### Task to complete
Copy the lines that follow, keeping every character the same.

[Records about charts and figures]
════════

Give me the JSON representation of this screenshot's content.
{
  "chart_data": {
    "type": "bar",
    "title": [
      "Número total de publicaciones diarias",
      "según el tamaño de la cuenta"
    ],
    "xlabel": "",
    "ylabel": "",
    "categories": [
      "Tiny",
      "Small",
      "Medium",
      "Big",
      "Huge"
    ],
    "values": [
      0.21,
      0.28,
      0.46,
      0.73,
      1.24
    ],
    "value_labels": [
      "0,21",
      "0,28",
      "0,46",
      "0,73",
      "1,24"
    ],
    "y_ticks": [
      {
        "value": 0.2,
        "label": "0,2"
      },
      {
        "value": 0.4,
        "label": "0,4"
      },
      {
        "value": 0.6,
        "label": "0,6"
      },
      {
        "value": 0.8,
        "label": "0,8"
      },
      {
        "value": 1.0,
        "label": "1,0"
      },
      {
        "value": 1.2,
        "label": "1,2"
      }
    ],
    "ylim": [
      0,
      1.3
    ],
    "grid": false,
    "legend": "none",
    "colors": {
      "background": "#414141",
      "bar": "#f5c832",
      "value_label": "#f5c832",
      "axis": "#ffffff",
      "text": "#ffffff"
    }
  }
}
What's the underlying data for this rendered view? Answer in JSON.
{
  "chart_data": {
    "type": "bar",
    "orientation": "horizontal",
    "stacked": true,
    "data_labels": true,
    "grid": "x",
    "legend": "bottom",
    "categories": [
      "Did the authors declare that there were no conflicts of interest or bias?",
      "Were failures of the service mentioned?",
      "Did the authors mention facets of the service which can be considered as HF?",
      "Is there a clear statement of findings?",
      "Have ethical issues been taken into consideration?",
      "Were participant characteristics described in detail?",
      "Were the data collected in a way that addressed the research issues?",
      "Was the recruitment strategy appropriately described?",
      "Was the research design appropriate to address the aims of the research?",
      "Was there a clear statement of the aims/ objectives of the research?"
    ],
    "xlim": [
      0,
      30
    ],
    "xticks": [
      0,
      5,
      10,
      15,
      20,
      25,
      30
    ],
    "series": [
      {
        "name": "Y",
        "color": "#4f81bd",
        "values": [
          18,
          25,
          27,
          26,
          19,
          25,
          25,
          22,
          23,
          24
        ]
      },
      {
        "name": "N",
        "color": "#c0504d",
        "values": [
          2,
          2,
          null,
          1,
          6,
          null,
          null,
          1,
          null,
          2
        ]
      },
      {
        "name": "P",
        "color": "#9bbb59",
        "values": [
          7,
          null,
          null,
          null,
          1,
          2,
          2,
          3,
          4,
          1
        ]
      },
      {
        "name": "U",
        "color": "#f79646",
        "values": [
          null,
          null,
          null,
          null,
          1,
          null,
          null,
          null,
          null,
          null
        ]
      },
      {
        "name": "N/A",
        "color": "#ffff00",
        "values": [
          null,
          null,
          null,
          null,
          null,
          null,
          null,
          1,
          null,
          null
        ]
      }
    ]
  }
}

════════

### Problem solution
Give me the JSON representation of this screenshot's content.
{
  "chart_data": {
    "type": "bar",
    "title": [
      "Número total de publicaciones diarias",
      "según el tamaño de la cuenta"
    ],
    "xlabel": "",
    "ylabel": "",
    "categories": [
      "Tiny",
      "Small",
      "Medium",
      "Big",
      "Huge"
    ],
    "values": [
      0.21,
      0.28,
      0.46,
      0.73,
      1.24
    ],
    "value_labels": [
      "0,21",
      "0,28",
      "0,46",
      "0,73",
      "1,24"
    ],
    "y_ticks": [
      {
        "value": 0.2,
        "label": "0,2"
      },
      {
        "value": 0.4,
        "label": "0,4"
      },
      {
        "value": 0.6,
        "label": "0,6"
      },
      {
        "value": 0.8,
        "label": "0,8"
      },
      {
        "value": 1.0,
        "label": "1,0"
      },
      {
        "value": 1.2,
        "label": "1,2"
      }
    ],
    "ylim": [
      0,
      1.3
    ],
    "grid": false,
    "legend": "none",
    "colors": {
      "background": "#414141",
      "bar": "#f5c832",
      "value_label": "#f5c832",
      "axis": "#ffffff",
      "text": "#ffffff"
    }
  }
}
What's the underlying data for this rendered view? Answer in JSON.
{
  "chart_data": {
    "type": "bar",
    "orientation": "horizontal",
    "stacked": true,
    "data_labels": true,
    "grid": "x",
    "legend": "bottom",
    "categories": [
      "Did the authors declare that there were no conflicts of interest or bias?",
      "Were failures of the service mentioned?",
      "Did the authors mention facets of the service which can be considered as HF?",
      "Is there a clear statement of findings?",
      "Have ethical issues been taken into consideration?",
      "Were participant characteristics described in detail?",
      "Were the data collected in a way that addressed the research issues?",
      "Was the recruitment strategy appropriately described?",
      "Was the research design appropriate to address the aims of the research?",
      "Was there a clear statement of the aims/ objectives of the research?"
    ],
    "xlim": [
      0,
      30
    ],
    "xticks": [
      0,
      5,
      10,
      15,
      20,
      25,
      30
    ],
    "series": [
      {
        "name": "Y",
        "color": "#4f81bd",
        "values": [
          18,
          25,
          27,
          26,
          19,
          25,
          25,
          22,
          23,
          24
        ]
      },
      {
        "name": "N",
        "color": "#c0504d",
        "values": [
          2,
          2,
          null,
          1,
          6,
          null,
          null,
          1,
          null,
          2
        ]
      },
      {
        "name": "P",
        "color": "#9bbb59",
        "values": [
          7,
          null,
          null,
          null,
          1,
          2,
          2,
          3,
          4,
          1
        ]
      },
      {
        "name": "U",
        "color": "#f79646",
        "values": [
          null,
          null,
          null,
          null,
          1,
          null,
          null,
          null,
          null,
          null
        ]
      },
      {
        "name": "N/A",
        "color": "#ffff00",
        "values": [
          null,
          null,
          null,
          null,
          null,
          null,
          null,
          1,
          null,
          null
        ]
      }
    ]
  }
}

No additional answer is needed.